(A block of data)
■ ■ ■

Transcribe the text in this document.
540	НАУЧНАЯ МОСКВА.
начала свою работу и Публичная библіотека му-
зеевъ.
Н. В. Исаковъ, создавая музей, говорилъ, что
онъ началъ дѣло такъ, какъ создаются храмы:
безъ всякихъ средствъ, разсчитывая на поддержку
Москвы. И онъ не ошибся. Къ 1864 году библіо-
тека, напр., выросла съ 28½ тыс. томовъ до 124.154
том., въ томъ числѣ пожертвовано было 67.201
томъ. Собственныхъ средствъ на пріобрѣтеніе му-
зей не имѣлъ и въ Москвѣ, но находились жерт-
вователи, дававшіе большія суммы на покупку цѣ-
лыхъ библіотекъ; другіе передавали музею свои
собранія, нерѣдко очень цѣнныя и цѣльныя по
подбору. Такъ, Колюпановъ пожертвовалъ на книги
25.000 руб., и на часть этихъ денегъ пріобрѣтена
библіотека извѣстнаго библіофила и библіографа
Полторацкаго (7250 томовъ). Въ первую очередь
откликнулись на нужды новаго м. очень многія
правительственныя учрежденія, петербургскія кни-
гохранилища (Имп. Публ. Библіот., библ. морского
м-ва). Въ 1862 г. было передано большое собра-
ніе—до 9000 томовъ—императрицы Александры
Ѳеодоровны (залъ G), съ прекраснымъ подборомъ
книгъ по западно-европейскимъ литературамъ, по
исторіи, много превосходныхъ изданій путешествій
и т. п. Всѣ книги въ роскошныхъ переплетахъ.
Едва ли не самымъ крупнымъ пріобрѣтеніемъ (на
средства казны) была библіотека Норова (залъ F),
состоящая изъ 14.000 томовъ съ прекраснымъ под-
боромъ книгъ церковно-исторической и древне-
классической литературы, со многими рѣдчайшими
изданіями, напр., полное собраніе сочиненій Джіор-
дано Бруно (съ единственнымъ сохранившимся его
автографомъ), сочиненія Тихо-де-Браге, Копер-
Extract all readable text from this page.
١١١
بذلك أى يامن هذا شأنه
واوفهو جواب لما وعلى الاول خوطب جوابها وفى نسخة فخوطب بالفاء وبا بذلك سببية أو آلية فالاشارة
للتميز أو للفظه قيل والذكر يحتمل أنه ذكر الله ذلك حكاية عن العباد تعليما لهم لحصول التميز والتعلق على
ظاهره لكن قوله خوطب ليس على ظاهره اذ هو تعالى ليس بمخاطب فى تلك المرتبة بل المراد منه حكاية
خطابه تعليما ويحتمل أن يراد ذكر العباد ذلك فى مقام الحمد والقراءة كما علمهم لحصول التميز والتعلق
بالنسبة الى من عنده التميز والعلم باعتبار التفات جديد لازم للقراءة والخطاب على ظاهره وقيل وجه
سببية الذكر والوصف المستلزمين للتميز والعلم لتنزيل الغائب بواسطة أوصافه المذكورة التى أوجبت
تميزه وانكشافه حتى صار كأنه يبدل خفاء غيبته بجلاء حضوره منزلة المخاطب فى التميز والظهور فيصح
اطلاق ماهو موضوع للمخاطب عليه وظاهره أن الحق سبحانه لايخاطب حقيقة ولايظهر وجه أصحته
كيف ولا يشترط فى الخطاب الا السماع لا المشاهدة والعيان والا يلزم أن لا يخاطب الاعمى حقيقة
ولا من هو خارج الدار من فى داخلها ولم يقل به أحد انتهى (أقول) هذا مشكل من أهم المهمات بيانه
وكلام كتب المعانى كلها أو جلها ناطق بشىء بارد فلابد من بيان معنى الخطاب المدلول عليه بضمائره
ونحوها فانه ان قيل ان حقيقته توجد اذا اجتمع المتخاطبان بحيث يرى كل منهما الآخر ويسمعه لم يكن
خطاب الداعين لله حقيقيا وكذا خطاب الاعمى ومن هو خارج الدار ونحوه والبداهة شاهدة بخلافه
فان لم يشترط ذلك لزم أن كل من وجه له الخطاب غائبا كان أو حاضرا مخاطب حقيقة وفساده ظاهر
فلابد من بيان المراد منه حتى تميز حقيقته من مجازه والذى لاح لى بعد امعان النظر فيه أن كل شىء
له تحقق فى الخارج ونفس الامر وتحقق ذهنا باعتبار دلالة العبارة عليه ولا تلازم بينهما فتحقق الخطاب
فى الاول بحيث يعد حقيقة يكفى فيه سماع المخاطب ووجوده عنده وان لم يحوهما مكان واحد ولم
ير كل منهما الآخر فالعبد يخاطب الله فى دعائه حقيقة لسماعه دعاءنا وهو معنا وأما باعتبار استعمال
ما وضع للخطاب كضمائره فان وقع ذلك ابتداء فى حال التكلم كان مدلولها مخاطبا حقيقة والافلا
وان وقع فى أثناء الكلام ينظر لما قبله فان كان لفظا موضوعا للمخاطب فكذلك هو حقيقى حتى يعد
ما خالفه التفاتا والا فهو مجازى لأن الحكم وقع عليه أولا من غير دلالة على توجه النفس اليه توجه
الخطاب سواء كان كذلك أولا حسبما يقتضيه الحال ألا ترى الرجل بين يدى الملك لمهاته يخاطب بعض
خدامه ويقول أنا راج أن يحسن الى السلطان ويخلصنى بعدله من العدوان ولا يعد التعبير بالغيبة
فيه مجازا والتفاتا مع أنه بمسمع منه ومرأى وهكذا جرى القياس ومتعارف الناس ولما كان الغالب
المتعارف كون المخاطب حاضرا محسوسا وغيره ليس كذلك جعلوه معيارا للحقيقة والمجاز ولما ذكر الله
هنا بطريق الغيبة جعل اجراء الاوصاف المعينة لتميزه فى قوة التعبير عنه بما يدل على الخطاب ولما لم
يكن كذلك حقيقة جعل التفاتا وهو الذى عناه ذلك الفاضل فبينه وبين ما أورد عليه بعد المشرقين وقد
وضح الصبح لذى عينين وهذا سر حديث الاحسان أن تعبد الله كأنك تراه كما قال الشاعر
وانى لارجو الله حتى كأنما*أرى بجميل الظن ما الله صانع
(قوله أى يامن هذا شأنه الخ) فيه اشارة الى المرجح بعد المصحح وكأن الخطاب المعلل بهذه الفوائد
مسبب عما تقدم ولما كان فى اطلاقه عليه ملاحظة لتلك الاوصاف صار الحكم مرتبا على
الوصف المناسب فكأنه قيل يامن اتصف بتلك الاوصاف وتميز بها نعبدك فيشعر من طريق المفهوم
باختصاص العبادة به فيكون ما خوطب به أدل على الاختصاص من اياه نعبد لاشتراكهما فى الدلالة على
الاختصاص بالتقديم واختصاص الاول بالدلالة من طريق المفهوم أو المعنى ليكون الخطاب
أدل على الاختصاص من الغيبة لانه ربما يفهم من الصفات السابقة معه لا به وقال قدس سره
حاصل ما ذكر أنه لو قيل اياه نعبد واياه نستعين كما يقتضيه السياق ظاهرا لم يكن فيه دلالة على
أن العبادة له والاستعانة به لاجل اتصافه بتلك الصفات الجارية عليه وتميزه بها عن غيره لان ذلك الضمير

■ ■ ■

WHAT THE EXERCISE ASKS: Gather every line containing the word "الحكم" and copy it.

EXPECTED OUTPUT:
ما خالفه التفاتا والا فهو مجازى لأن الحكم وقع عليه أولا من غير دلالة على توجه النفس اليه توجه
مسبب عما تقدم ولما كان فى اطلاقه عليه ملاحظة لتلك الاوصاف صار الحكم مرتبا على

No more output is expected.